MATERIAL FOR THIS EXERCISE:
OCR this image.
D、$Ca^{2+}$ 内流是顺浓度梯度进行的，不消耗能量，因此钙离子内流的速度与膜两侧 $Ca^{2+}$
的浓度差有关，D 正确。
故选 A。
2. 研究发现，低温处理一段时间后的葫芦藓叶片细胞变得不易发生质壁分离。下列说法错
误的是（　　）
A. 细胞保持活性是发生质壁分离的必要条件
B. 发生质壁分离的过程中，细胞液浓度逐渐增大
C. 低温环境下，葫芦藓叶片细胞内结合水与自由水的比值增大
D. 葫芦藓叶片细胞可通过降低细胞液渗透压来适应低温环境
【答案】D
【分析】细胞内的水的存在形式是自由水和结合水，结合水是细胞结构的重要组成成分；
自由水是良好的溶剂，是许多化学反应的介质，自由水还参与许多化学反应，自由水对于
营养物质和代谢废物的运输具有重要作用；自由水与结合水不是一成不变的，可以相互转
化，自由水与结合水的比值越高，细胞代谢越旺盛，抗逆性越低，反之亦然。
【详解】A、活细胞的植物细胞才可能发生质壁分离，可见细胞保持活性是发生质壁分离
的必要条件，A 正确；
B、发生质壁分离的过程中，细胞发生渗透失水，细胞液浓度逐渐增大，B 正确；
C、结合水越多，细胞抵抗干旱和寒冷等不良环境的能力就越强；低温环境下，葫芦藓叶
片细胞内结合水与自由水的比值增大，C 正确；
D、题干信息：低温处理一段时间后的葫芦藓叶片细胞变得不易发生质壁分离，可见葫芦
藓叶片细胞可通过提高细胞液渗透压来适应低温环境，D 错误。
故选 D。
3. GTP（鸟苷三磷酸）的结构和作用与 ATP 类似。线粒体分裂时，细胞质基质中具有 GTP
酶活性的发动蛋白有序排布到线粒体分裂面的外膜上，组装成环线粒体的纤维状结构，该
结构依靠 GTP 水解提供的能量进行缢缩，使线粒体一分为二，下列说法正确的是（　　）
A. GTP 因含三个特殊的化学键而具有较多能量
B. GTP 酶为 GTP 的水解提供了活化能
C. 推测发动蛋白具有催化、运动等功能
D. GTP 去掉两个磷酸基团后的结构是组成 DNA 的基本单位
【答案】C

PROBLEM TO SOLVE: Work out the number of lines in this listing that include the word "发生质壁分离的过程中". Reply with that number only.

SOLVED EXERCISE: 2